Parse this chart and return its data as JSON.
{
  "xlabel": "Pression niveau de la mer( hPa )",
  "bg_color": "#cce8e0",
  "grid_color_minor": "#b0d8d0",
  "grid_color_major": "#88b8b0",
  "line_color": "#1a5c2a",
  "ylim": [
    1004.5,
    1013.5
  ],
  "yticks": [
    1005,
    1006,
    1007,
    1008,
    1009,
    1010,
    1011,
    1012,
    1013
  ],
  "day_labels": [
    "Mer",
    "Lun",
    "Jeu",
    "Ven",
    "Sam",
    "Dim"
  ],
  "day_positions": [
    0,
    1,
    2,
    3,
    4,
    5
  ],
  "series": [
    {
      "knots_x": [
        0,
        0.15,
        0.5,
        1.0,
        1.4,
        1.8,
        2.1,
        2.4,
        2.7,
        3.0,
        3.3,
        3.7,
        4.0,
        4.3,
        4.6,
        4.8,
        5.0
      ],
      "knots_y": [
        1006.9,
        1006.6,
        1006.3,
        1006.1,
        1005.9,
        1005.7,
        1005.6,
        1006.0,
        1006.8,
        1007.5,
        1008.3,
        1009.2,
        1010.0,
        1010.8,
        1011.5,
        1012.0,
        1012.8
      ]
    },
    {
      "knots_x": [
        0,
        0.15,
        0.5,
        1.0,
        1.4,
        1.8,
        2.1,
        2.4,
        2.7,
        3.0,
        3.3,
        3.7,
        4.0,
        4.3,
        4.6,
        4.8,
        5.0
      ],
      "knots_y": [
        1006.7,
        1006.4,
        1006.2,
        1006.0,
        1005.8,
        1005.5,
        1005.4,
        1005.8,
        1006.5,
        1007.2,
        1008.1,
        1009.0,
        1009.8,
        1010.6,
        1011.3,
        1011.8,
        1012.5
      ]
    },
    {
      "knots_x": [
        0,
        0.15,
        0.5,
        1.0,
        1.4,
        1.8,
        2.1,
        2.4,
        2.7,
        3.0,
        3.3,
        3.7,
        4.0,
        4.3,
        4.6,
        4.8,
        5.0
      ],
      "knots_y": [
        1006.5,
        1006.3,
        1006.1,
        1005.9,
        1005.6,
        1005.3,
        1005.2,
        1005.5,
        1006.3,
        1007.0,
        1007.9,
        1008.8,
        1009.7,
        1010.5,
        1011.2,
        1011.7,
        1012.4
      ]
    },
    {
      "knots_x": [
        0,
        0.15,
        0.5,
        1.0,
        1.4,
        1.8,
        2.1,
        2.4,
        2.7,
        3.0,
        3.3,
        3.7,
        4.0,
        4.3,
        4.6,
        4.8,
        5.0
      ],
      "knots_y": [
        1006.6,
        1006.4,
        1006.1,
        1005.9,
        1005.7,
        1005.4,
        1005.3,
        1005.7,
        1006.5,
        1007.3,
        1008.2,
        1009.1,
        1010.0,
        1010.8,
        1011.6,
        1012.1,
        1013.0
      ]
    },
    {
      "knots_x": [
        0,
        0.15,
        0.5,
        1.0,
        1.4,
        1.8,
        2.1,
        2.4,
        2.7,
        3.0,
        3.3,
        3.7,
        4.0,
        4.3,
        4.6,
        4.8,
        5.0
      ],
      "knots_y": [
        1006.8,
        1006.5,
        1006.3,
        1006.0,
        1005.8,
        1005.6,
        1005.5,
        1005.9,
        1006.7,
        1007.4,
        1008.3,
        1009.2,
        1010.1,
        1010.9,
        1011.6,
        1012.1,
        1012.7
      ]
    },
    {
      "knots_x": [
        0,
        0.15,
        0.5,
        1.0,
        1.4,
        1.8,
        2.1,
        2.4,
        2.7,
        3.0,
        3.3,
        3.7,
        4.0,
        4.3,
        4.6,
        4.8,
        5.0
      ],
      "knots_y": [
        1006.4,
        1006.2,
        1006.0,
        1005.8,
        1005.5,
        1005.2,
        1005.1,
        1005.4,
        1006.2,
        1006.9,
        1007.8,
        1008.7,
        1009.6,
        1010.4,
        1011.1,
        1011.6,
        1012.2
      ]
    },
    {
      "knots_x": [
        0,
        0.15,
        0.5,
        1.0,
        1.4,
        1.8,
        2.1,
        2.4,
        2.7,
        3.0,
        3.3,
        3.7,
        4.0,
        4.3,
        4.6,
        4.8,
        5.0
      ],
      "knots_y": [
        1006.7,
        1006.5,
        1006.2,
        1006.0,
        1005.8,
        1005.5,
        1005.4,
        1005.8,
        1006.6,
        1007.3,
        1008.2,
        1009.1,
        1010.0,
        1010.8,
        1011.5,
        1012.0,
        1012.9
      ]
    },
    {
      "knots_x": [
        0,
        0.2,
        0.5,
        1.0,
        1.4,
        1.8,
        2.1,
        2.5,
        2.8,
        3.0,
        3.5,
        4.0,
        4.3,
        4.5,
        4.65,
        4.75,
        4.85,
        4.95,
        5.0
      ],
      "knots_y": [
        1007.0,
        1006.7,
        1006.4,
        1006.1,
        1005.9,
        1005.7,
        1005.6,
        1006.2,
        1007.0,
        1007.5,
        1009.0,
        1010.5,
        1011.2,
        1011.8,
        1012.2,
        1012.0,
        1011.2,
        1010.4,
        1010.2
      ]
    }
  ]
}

********

(Problem description) Write the data from above out again, exactly.

(Complete response)
Parse this chart and return its data as JSON.
{
  "xlabel": "Pression niveau de la mer( hPa )",
  "bg_color": "#cce8e0",
  "grid_color_minor": "#b0d8d0",
  "grid_color_major": "#88b8b0",
  "line_color": "#1a5c2a",
  "ylim": [
    1004.5,
    1013.5
  ],
  "yticks": [
    1005,
    1006,
    1007,
    1008,
    1009,
    1010,
    1011,
    1012,
    1013
  ],
  "day_labels": [
    "Mer",
    "Lun",
    "Jeu",
    "Ven",
    "Sam",
    "Dim"
  ],
  "day_positions": [
    0,
    1,
    2,
    3,
    4,
    5
  ],
  "series": [
    {
      "knots_x": [
        0,
        0.15,
        0.5,
        1.0,
        1.4,
        1.8,
        2.1,
        2.4,
        2.7,
        3.0,
        3.3,
        3.7,
        4.0,
        4.3,
        4.6,
        4.8,
        5.0
      ],
      "knots_y": [
        1006.9,
        1006.6,
        1006.3,
        1006.1,
        1005.9,
        1005.7,
        1005.6,
        1006.0,
        1006.8,
        1007.5,
        1008.3,
        1009.2,
        1010.0,
        1010.8,
        1011.5,
        1012.0,
        1012.8
      ]
    },
    {
      "knots_x": [
        0,
        0.15,
        0.5,
        1.0,
        1.4,
        1.8,
        2.1,
        2.4,
        2.7,
        3.0,
        3.3,
        3.7,
        4.0,
        4.3,
        4.6,
        4.8,
        5.0
      ],
      "knots_y": [
        1006.7,
        1006.4,
        1006.2,
        1006.0,
        1005.8,
        1005.5,
        1005.4,
        1005.8,
        1006.5,
        1007.2,
        1008.1,
        1009.0,
        1009.8,
        1010.6,
        1011.3,
        1011.8,
        1012.5
      ]
    },
    {
      "knots_x": [
        0,
        0.15,
        0.5,
        1.0,
        1.4,
        1.8,
        2.1,
        2.4,
        2.7,
        3.0,
        3.3,
        3.7,
        4.0,
        4.3,
        4.6,
        4.8,
        5.0
      ],
      "knots_y": [
        1006.5,
        1006.3,
        1006.1,
        1005.9,
        1005.6,
        1005.3,
        1005.2,
        1005.5,
        1006.3,
        1007.0,
        1007.9,
        1008.8,
        1009.7,
        1010.5,
        1011.2,
        1011.7,
        1012.4
      ]
    },
    {
      "knots_x": [
        0,
        0.15,
        0.5,
        1.0,
        1.4,
        1.8,
        2.1,
        2.4,
        2.7,
        3.0,
        3.3,
        3.7,
        4.0,
        4.3,
        4.6,
        4.8,
        5.0
      ],
      "knots_y": [
        1006.6,
        1006.4,
        1006.1,
        1005.9,
        1005.7,
        1005.4,
        1005.3,
        1005.7,
        1006.5,
        1007.3,
        1008.2,
        1009.1,
        1010.0,
        1010.8,
        1011.6,
        1012.1,
        1013.0
      ]
    },
    {
      "knots_x": [
        0,
        0.15,
        0.5,
        1.0,
        1.4,
        1.8,
        2.1,
        2.4,
        2.7,
        3.0,
        3.3,
        3.7,
        4.0,
        4.3,
        4.6,
        4.8,
        5.0
      ],
      "knots_y": [
        1006.8,
        1006.5,
        1006.3,
        1006.0,
        1005.8,
        1005.6,
        1005.5,
        1005.9,
        1006.7,
        1007.4,
        1008.3,
        1009.2,
        1010.1,
        1010.9,
        1011.6,
        1012.1,
        1012.7
      ]
    },
    {
      "knots_x": [
        0,
        0.15,
        0.5,
        1.0,
        1.4,
        1.8,
        2.1,
        2.4,
        2.7,
        3.0,
        3.3,
        3.7,
        4.0,
        4.3,
        4.6,
        4.8,
        5.0
      ],
      "knots_y": [
        1006.4,
        1006.2,
        1006.0,
        1005.8,
        1005.5,
        1005.2,
        1005.1,
        1005.4,
        1006.2,
        1006.9,
        1007.8,
        1008.7,
        1009.6,
        1010.4,
        1011.1,
        1011.6,
        1012.2
      ]
    },
    {
      "knots_x": [
        0,
        0.15,
        0.5,
        1.0,
        1.4,
        1.8,
        2.1,
        2.4,
        2.7,
        3.0,
        3.3,
        3.7,
        4.0,
        4.3,
        4.6,
        4.8,
        5.0
      ],
      "knots_y": [
        1006.7,
        1006.5,
        1006.2,
        1006.0,
        1005.8,
        1005.5,
        1005.4,
        1005.8,
        1006.6,
        1007.3,
        1008.2,
        1009.1,
        1010.0,
        1010.8,
        1011.5,
        1012.0,
        1012.9
      ]
    },
    {
      "knots_x": [
        0,
        0.2,
        0.5,
        1.0,
        1.4,
        1.8,
        2.1,
        2.5,
        2.8,
        3.0,
        3.5,
        4.0,
        4.3,
        4.5,
        4.65,
        4.75,
        4.85,
        4.95,
        5.0
      ],
      "knots_y": [
        1007.0,
        1006.7,
        1006.4,
        1006.1,
        1005.9,
        1005.7,
        1005.6,
        1006.2,
        1007.0,
        1007.5,
        1009.0,
        1010.5,
        1011.2,
        1011.8,
        1012.2,
        1012.0,
        1011.2,
        1010.4,
        1010.2
      ]
    }
  ]
}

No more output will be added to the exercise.